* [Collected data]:
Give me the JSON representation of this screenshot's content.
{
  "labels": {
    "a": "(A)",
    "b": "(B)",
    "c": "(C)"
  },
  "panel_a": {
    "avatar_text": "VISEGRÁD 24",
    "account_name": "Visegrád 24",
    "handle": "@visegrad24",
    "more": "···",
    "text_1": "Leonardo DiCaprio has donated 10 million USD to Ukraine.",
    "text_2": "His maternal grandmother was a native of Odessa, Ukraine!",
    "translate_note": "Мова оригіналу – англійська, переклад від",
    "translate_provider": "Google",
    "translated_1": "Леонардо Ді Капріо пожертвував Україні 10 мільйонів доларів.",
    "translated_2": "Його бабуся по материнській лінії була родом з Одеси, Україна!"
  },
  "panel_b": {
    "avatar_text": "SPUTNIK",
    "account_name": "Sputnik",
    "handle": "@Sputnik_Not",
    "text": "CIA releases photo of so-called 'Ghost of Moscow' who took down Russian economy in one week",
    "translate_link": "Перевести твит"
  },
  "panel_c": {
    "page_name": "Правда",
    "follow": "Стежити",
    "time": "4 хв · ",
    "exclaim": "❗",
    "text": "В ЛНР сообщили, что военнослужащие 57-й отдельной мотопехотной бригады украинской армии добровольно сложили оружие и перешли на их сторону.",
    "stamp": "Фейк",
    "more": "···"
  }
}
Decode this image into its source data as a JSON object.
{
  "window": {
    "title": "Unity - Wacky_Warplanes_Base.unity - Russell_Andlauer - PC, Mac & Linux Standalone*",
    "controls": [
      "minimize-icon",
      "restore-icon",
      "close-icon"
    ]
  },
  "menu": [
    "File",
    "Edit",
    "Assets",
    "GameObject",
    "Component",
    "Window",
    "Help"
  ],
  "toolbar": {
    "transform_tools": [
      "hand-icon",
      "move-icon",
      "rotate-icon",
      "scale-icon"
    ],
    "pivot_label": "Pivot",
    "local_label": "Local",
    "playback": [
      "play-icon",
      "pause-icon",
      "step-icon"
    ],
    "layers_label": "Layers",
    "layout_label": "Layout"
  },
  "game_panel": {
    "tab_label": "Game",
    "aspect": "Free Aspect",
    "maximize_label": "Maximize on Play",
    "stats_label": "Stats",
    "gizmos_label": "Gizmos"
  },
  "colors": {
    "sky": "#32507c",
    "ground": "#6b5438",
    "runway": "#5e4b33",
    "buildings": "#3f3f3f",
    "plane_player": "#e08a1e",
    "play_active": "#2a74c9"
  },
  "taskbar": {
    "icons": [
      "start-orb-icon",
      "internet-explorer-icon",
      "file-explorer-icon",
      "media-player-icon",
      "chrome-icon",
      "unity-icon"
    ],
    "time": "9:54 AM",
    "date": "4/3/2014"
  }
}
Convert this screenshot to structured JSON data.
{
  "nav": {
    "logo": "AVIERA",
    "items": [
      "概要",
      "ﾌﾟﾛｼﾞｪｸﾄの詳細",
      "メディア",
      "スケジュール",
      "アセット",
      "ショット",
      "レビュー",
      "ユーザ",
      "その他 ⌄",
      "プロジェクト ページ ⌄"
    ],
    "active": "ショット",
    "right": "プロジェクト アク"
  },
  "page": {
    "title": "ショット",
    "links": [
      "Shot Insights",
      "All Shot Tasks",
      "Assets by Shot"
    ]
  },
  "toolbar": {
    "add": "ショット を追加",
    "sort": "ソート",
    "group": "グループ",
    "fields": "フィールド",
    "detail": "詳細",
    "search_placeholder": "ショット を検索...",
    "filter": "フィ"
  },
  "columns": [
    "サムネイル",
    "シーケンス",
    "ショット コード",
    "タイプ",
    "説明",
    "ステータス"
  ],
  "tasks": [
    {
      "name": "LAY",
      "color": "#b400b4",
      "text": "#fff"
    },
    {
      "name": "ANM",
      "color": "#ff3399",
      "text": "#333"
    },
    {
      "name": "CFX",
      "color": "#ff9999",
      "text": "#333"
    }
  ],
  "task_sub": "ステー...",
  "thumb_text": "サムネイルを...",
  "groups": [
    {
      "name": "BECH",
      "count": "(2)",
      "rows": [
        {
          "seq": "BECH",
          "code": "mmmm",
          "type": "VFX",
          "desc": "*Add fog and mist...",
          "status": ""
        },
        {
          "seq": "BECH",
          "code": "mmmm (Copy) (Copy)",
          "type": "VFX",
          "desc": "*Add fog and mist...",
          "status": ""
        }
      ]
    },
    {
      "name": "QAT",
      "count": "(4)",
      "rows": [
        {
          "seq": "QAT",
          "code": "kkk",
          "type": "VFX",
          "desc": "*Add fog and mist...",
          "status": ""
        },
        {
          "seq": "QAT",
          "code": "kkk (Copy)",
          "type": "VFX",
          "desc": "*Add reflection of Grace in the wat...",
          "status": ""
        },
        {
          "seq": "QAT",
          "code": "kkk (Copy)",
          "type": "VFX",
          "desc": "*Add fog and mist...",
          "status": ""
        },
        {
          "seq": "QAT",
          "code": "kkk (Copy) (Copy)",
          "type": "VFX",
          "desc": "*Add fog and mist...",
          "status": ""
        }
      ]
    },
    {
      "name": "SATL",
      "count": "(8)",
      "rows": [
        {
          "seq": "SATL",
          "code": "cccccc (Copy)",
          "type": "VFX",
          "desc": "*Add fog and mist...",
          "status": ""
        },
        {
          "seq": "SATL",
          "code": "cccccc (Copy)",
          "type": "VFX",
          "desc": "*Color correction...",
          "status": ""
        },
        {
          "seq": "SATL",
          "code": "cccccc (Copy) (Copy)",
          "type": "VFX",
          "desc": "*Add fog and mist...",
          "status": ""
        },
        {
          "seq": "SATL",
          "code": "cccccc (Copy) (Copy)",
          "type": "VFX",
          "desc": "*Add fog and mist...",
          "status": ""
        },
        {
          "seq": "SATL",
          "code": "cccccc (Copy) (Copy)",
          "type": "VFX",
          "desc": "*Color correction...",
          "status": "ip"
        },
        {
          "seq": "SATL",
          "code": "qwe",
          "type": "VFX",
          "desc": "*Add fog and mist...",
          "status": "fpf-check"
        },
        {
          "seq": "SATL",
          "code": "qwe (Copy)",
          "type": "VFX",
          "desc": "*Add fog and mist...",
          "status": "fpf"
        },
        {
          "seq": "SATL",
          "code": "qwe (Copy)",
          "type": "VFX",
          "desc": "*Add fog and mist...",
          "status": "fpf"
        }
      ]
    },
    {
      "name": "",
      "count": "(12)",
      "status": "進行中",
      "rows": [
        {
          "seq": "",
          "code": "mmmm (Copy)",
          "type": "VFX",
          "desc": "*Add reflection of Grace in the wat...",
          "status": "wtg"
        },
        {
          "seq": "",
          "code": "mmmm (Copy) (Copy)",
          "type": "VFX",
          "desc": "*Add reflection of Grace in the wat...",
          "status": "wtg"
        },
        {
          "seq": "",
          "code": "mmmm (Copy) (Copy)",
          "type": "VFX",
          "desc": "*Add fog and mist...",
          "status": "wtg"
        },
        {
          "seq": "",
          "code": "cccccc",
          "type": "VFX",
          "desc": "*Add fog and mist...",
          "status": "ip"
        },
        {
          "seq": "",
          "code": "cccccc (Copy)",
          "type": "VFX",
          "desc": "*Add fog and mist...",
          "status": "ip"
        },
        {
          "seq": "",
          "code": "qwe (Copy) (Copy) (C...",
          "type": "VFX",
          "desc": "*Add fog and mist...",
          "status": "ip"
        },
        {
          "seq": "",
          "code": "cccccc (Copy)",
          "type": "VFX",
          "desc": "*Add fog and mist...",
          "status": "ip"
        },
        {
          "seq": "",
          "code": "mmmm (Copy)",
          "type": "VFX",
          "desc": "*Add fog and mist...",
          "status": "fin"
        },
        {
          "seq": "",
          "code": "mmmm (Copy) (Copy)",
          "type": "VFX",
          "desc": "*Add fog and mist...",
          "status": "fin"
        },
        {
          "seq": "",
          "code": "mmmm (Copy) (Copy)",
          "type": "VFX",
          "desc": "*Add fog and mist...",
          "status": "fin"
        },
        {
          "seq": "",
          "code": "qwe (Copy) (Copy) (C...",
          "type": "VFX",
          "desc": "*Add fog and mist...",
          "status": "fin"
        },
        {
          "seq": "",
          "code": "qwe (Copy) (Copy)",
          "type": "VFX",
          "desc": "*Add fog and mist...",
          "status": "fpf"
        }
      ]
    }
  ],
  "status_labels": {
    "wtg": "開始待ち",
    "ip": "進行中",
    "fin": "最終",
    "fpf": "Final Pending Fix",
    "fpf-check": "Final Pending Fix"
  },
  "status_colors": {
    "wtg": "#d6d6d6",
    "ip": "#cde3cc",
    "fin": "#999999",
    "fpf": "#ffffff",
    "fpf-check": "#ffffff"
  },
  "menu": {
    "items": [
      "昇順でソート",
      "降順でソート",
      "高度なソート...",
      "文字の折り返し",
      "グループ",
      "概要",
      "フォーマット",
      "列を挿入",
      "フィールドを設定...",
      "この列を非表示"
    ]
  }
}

* [REQUIREMENT]:
In the listing above, find the lines holding the word "handle" and copy them.

* [WRITTEN ANSWER]:
    "handle": "@visegrad24",
    "handle": "@Sputnik_Not",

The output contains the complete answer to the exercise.